'''
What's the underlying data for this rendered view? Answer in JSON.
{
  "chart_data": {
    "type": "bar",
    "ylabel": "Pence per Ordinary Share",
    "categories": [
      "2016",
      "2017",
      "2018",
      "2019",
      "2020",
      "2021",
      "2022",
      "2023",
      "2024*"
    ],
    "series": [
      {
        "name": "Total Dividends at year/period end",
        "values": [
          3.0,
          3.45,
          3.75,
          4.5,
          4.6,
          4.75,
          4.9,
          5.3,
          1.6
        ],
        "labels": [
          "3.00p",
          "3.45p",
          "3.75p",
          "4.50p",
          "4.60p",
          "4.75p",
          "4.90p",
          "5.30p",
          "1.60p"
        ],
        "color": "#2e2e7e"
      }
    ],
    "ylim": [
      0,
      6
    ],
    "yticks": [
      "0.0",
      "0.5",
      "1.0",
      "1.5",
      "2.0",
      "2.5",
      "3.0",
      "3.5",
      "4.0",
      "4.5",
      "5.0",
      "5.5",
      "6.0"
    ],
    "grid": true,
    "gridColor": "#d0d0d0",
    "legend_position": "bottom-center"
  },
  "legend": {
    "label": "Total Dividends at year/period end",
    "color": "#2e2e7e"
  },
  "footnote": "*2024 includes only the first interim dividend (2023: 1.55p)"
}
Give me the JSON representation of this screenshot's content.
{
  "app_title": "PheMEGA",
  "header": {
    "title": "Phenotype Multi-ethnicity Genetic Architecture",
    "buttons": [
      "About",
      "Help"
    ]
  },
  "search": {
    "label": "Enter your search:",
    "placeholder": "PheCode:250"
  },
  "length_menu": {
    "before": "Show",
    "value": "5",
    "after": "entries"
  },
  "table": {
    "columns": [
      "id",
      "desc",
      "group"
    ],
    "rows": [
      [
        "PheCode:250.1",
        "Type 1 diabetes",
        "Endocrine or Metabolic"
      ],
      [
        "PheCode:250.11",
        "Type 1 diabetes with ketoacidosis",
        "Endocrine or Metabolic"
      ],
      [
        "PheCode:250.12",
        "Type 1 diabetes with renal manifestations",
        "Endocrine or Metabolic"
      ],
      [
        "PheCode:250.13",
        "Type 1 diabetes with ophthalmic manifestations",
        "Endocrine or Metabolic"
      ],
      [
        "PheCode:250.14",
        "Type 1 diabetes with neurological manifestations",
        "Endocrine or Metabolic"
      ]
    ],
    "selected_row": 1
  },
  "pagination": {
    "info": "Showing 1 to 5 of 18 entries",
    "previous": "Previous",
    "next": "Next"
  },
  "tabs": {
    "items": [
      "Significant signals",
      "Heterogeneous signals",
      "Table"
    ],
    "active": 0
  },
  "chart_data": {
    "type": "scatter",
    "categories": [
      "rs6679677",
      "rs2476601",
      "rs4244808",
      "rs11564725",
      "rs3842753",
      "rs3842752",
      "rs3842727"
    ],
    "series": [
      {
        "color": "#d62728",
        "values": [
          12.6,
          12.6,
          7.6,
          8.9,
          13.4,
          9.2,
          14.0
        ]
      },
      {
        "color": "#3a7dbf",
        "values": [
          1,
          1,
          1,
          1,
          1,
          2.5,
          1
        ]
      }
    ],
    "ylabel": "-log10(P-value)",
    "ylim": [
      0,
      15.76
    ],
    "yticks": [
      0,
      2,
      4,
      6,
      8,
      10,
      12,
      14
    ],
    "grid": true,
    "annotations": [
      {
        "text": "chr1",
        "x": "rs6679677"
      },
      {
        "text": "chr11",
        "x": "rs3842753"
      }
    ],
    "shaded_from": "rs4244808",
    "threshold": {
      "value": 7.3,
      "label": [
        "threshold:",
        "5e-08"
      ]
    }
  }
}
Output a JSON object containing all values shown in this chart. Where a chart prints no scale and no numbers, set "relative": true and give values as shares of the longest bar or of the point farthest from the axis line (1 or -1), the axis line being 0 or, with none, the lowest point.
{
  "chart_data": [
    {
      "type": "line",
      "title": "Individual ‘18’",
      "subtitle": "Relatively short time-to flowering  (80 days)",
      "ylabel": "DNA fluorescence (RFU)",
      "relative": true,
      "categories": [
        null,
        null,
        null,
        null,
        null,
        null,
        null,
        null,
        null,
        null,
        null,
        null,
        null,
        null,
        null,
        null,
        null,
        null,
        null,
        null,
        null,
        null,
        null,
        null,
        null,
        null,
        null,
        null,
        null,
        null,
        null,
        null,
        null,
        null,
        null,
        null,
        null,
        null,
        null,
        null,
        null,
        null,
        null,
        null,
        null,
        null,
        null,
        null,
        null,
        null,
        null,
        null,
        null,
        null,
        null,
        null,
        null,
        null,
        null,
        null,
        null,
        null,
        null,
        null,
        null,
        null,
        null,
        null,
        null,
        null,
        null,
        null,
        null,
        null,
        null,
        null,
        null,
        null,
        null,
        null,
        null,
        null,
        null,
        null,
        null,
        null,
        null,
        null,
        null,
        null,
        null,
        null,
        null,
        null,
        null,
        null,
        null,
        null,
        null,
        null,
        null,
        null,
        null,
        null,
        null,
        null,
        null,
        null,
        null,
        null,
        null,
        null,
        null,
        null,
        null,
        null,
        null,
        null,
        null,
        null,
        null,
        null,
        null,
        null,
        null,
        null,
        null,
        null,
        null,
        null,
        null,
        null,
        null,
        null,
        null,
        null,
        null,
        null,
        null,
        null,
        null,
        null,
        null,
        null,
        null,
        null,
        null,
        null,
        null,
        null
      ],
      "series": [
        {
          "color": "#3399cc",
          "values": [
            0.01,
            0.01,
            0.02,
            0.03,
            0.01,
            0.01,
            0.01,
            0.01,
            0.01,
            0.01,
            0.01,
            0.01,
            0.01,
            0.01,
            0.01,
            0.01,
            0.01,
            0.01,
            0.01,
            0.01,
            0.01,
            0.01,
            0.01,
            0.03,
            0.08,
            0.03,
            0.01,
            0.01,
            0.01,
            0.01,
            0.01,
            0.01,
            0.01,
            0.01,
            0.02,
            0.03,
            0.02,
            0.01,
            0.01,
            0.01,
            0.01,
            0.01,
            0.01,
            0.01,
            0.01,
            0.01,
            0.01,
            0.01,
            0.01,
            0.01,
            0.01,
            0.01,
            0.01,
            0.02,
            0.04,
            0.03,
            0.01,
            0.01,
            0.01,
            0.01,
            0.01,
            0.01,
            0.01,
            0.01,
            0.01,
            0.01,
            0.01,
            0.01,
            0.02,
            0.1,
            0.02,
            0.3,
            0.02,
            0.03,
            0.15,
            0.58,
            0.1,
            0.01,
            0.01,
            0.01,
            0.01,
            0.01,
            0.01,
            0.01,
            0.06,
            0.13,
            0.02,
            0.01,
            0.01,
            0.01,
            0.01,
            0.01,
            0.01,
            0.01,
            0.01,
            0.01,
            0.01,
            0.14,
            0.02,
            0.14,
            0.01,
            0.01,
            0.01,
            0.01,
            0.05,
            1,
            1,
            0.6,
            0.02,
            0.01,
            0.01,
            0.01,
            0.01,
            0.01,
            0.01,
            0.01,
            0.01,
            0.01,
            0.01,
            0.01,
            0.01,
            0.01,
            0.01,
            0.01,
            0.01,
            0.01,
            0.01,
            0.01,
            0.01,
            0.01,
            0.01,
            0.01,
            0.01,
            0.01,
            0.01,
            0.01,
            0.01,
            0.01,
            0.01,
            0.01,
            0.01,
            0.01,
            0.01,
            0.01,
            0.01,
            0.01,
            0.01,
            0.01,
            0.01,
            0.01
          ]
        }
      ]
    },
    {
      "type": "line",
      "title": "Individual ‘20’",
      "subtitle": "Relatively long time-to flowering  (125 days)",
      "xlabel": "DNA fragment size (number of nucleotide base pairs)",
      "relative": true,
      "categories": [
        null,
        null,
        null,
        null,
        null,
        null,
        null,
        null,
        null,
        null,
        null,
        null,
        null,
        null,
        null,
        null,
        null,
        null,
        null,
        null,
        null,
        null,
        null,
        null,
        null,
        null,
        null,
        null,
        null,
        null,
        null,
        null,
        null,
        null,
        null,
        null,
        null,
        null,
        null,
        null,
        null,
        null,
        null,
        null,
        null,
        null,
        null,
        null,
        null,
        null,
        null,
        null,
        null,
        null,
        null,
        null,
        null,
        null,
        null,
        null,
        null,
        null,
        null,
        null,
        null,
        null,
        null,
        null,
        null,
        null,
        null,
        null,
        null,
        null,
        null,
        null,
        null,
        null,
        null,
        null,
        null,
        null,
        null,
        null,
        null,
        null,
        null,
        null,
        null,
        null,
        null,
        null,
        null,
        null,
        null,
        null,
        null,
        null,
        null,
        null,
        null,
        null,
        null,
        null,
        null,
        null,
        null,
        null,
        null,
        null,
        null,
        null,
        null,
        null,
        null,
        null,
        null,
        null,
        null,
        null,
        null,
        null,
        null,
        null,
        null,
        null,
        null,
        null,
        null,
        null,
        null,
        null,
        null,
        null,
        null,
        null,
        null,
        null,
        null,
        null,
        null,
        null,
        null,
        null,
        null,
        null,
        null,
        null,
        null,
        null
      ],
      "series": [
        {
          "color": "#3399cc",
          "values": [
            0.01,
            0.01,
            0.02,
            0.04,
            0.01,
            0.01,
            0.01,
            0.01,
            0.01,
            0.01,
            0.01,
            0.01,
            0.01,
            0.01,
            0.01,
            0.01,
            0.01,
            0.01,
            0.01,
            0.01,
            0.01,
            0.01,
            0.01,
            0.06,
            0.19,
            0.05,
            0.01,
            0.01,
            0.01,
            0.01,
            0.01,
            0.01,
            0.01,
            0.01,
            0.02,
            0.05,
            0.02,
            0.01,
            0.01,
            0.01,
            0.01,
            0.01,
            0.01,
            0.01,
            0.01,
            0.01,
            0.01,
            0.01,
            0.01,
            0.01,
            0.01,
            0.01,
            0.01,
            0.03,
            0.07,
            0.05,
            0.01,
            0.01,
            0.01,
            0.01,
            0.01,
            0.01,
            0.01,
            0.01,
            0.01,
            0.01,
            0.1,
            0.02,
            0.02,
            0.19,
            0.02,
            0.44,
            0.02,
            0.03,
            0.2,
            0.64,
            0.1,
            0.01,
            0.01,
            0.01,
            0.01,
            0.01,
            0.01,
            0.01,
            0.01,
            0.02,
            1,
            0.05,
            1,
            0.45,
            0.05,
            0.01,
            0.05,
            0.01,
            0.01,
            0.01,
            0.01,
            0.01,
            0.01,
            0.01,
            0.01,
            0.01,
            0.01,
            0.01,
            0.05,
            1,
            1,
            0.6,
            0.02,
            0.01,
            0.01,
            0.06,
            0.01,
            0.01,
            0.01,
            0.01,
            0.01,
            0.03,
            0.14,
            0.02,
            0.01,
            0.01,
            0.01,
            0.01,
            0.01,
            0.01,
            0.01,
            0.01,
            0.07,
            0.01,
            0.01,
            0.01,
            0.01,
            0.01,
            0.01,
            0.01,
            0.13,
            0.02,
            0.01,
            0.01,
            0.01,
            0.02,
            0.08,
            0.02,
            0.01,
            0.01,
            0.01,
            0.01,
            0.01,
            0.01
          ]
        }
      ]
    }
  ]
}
'''
> **Work required**
From the data above, copy each line that holds "manifestations".

> **Task response**
        "Type 1 diabetes with renal manifestations",
        "Type 1 diabetes with ophthalmic manifestations",
        "Type 1 diabetes with neurological manifestations",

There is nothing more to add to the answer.